INSTRUCTIONS TO FOLLOW: Your task is to copy every line of the entries that contains "color".

EXERCISE MATERIALS:
- - - - - - -

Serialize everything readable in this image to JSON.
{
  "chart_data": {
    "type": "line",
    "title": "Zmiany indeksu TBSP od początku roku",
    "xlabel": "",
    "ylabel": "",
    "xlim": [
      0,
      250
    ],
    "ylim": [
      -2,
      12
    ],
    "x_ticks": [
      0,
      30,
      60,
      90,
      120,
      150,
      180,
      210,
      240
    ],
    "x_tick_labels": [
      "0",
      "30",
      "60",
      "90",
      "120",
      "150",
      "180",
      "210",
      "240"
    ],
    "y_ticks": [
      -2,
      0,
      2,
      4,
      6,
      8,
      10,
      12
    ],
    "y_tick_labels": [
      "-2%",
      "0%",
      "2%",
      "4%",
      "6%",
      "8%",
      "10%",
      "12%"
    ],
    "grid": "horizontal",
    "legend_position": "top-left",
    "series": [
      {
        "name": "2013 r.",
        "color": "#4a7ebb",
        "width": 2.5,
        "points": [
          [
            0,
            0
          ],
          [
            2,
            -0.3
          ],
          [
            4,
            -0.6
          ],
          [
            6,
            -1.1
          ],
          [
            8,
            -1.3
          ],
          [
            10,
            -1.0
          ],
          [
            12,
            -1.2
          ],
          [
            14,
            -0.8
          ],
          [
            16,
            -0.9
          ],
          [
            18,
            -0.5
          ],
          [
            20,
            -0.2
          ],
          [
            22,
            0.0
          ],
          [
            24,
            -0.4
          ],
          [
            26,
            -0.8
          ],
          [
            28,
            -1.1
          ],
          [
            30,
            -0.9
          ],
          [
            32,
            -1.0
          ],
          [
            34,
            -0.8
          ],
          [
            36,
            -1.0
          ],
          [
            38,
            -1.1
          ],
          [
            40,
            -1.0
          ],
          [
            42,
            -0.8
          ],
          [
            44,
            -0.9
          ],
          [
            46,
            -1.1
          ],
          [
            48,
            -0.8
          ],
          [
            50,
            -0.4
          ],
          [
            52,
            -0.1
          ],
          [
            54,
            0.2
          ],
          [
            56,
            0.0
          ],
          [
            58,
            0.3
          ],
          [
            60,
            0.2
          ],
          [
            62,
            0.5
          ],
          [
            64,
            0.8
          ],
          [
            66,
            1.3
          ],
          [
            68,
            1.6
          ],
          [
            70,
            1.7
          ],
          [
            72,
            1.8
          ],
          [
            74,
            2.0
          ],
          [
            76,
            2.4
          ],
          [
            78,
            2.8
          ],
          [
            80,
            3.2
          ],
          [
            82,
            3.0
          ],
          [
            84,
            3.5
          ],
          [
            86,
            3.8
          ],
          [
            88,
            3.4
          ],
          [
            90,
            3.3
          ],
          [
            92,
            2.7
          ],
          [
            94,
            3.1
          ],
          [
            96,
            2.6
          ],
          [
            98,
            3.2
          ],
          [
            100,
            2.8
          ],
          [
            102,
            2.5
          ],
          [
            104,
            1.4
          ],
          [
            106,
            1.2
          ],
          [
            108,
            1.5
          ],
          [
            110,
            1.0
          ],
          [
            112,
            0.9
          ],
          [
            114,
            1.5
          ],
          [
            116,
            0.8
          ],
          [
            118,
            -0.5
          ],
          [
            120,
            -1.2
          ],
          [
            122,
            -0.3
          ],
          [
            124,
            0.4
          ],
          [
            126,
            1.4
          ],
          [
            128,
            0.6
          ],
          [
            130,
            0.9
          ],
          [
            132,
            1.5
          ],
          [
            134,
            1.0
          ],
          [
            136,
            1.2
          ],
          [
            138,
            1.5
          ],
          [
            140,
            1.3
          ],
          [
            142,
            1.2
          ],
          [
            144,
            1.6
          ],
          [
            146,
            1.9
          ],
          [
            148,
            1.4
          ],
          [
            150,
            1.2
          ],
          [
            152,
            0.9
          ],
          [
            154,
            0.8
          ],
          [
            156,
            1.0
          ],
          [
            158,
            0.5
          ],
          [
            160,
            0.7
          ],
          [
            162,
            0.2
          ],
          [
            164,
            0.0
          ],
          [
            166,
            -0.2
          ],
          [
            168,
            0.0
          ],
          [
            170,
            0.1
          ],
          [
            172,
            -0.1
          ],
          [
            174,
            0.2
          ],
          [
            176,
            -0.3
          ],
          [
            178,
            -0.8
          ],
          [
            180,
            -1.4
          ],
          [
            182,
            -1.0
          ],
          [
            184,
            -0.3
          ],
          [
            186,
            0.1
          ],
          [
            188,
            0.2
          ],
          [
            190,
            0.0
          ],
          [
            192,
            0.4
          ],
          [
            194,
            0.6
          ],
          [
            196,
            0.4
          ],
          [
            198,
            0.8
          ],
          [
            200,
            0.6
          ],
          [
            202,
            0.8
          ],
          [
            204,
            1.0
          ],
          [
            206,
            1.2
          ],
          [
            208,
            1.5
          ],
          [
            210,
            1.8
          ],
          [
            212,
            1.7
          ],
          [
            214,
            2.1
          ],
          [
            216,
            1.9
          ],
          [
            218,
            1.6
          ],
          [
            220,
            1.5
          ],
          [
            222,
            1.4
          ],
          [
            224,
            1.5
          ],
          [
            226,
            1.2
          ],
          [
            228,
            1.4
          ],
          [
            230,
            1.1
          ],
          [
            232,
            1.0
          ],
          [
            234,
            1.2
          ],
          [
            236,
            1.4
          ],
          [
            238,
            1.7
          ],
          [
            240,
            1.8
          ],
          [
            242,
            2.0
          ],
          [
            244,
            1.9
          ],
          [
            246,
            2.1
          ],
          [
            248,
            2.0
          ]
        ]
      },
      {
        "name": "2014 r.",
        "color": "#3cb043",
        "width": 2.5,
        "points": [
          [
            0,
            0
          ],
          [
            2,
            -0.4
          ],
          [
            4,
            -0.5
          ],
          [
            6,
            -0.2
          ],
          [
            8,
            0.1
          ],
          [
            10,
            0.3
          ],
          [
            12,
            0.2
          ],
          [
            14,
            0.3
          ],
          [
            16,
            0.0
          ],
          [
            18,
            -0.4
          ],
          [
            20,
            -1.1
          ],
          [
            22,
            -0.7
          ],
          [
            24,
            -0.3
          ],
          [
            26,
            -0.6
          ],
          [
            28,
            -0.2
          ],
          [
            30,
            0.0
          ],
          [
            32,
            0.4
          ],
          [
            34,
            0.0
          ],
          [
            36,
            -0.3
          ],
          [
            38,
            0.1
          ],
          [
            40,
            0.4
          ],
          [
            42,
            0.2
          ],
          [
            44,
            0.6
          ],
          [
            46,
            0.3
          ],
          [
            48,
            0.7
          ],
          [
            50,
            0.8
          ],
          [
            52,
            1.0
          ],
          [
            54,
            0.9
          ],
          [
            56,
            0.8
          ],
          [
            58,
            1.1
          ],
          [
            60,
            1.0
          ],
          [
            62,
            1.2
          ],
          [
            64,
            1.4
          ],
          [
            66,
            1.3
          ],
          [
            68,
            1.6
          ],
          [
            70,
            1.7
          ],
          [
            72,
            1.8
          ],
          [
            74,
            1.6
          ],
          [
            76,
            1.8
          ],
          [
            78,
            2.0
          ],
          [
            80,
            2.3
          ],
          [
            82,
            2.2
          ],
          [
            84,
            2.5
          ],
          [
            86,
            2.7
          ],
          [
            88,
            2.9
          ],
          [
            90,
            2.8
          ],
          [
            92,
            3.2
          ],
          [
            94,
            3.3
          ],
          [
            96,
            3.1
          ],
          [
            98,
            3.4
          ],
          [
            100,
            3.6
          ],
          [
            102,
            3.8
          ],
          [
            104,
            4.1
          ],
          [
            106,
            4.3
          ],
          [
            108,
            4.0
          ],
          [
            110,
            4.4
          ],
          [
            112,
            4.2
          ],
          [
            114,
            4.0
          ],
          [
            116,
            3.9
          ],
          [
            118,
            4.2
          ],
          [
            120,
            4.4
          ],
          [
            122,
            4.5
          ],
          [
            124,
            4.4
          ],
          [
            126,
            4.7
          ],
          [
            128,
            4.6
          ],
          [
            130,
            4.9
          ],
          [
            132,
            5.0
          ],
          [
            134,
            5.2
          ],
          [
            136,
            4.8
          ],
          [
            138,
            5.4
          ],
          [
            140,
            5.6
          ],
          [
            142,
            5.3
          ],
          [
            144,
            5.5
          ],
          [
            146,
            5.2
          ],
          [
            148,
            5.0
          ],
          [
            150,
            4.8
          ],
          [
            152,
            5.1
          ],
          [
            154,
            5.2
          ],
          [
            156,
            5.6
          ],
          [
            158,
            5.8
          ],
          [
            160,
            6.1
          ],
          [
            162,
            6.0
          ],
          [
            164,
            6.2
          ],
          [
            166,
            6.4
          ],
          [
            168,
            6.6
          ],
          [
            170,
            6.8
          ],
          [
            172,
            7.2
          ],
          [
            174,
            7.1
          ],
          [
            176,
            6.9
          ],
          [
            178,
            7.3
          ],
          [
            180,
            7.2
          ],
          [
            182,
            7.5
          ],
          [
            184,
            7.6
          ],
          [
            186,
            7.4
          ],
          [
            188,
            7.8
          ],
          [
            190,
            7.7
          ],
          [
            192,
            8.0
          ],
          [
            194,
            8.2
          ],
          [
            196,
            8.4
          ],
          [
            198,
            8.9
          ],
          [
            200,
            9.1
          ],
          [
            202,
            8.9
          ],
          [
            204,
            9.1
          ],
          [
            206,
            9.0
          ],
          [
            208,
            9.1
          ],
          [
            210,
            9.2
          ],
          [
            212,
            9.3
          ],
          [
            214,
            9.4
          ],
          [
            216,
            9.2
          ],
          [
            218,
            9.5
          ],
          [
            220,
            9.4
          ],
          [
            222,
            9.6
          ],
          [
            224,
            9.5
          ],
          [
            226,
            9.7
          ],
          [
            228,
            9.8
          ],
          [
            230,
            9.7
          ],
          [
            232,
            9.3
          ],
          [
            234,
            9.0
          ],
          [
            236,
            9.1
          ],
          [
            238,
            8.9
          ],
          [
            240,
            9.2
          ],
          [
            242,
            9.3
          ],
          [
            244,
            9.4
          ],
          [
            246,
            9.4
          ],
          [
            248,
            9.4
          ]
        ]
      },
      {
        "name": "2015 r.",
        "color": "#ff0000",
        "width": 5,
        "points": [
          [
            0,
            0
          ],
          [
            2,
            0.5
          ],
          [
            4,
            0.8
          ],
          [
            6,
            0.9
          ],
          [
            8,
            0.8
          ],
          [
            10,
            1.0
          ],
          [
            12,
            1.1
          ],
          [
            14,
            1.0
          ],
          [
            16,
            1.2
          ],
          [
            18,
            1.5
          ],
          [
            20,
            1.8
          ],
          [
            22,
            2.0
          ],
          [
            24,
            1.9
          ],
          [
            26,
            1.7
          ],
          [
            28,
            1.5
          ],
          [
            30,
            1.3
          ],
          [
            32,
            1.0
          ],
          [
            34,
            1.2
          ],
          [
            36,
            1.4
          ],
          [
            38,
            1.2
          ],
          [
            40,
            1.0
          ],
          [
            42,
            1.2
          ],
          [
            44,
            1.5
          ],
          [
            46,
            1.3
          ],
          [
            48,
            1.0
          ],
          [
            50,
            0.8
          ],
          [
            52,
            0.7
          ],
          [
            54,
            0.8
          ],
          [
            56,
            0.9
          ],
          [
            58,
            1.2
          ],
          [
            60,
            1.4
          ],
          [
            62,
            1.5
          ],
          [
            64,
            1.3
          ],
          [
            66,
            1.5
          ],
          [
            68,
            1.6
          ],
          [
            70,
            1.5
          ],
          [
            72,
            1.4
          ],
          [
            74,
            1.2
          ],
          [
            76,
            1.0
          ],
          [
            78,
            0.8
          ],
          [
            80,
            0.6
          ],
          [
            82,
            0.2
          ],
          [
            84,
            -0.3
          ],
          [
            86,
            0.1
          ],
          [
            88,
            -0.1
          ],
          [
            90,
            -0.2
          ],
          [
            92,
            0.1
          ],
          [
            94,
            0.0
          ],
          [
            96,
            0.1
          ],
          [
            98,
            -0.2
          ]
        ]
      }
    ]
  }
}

- - - - - - -

CORRECT RESPONSE:
        "color": "#4a7ebb",
        "color": "#3cb043",
        "color": "#ff0000",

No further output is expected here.